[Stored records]
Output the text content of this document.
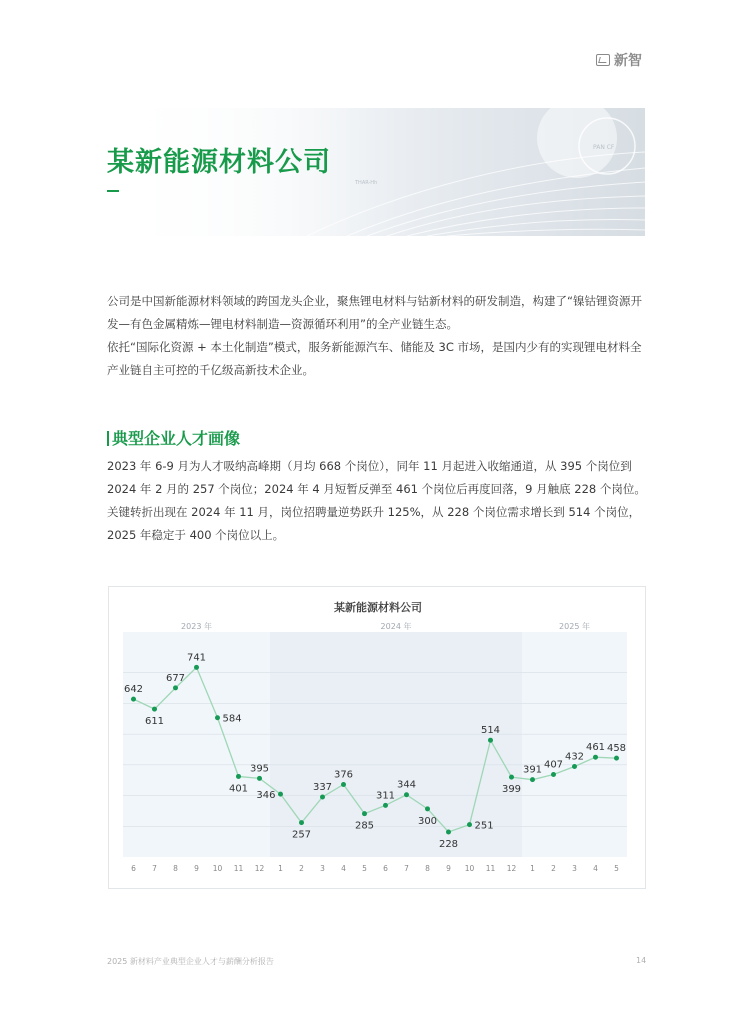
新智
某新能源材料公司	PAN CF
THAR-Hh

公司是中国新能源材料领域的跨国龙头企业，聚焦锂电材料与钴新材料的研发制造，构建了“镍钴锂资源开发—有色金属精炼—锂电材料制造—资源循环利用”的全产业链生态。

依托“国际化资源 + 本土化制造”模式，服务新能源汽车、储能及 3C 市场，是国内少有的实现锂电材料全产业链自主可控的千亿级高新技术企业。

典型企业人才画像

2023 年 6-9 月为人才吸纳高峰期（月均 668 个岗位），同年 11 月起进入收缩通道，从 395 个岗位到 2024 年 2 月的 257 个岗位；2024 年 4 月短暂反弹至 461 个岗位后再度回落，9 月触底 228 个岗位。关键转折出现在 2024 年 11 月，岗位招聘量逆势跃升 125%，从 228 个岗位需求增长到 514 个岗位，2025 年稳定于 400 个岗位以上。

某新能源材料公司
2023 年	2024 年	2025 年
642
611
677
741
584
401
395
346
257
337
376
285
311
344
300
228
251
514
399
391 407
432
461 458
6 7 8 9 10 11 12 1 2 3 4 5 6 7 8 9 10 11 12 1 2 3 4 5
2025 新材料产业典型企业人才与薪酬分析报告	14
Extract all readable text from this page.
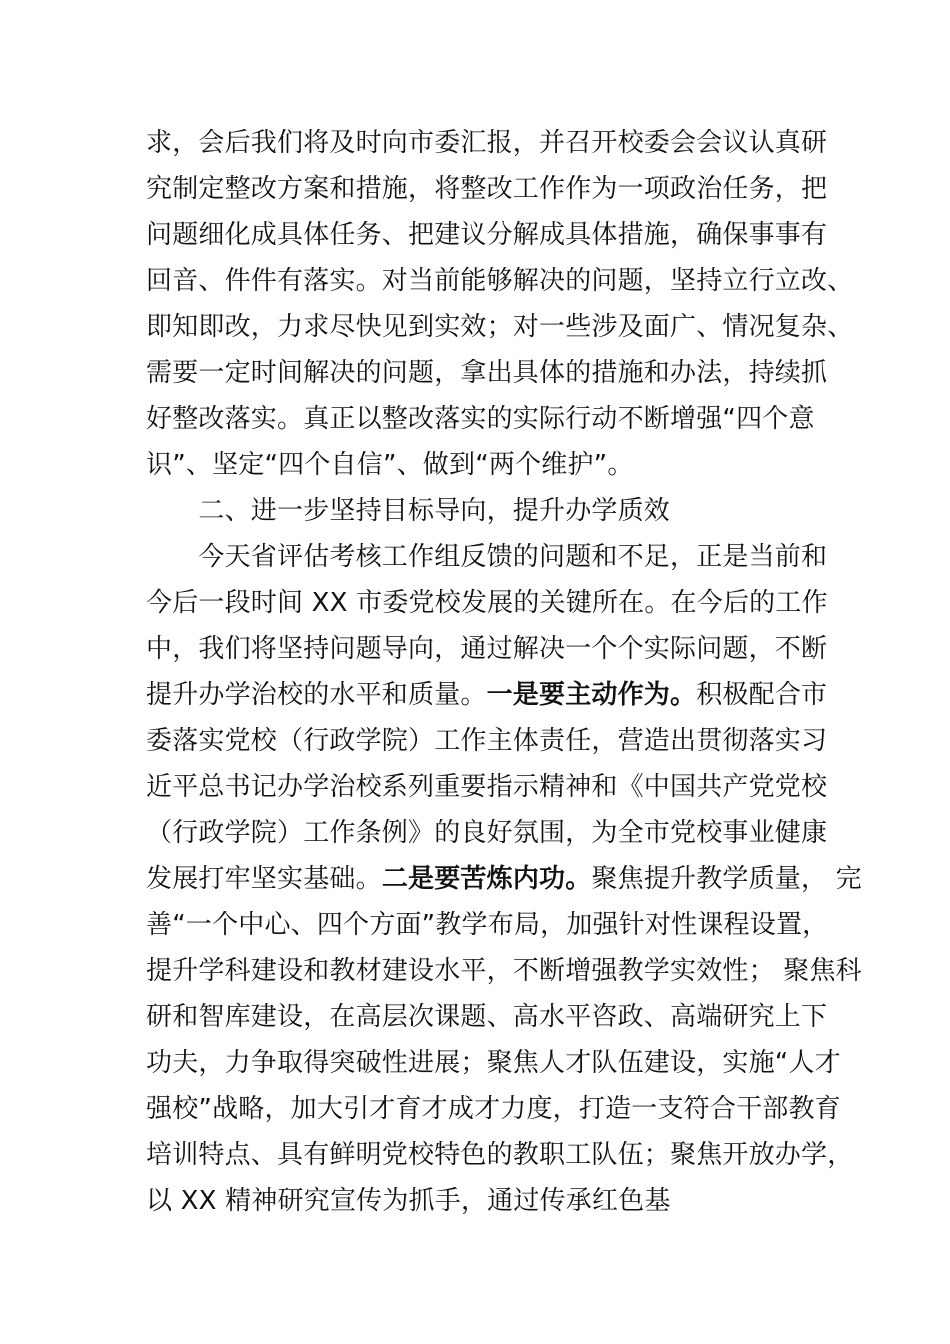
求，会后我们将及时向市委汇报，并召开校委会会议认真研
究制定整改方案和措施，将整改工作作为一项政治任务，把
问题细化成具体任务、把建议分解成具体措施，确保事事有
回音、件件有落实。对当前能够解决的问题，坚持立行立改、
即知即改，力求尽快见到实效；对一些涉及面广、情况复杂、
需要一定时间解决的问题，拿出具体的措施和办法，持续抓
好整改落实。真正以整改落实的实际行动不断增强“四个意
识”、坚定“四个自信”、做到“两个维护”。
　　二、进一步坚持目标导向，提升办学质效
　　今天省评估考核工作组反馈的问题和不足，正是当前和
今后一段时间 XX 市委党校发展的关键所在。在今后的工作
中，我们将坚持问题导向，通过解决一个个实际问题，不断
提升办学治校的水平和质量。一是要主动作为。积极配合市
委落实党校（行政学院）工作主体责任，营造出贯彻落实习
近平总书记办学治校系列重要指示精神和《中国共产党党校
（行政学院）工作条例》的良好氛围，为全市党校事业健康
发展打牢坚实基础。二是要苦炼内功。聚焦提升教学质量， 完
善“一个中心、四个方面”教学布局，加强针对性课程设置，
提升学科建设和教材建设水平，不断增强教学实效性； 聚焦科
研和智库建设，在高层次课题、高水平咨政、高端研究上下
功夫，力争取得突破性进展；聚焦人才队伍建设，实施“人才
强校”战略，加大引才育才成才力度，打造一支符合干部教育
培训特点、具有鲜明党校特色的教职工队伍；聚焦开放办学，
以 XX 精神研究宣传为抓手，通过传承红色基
==
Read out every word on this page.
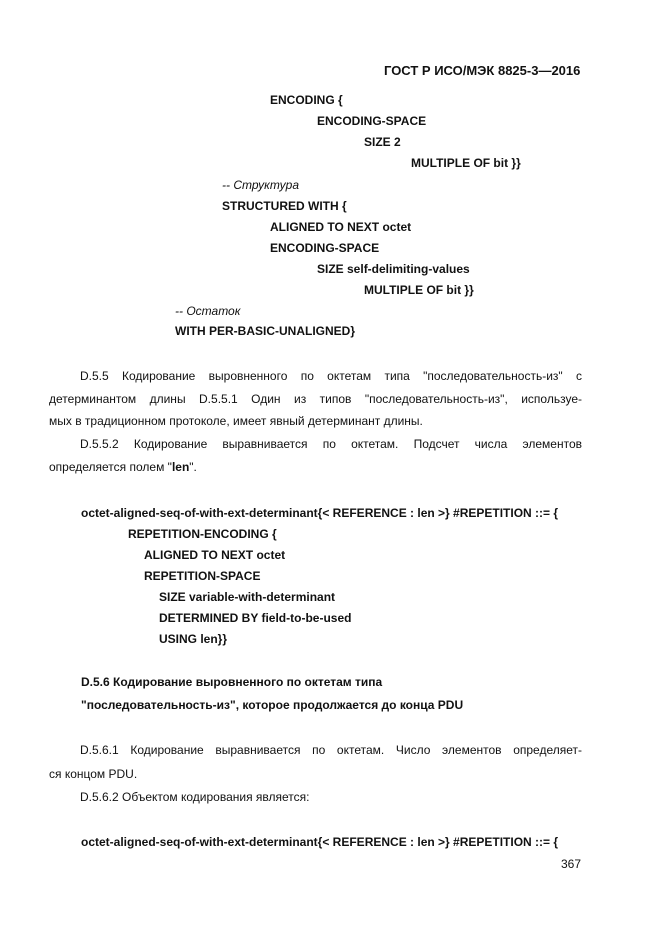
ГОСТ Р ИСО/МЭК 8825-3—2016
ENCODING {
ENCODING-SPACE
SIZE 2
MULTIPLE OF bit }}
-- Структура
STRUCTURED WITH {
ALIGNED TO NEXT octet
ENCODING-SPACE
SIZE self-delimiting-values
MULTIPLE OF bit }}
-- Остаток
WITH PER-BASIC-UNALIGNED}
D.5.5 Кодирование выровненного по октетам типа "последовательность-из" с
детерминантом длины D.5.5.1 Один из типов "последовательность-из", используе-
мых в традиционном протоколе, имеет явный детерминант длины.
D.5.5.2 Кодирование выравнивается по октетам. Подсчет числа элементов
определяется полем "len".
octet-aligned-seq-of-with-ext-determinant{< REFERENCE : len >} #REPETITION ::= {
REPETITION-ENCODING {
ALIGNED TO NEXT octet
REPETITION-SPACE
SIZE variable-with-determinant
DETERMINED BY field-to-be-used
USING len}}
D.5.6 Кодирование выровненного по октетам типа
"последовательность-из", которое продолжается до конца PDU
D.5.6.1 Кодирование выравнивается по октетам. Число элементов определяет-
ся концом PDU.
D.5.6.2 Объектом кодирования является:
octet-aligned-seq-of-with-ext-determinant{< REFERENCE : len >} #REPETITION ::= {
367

Your task:
From the entries above, return each line with the word "ENCODING" in it.

The solution:
ENCODING {
ENCODING-SPACE
ENCODING-SPACE
REPETITION-ENCODING {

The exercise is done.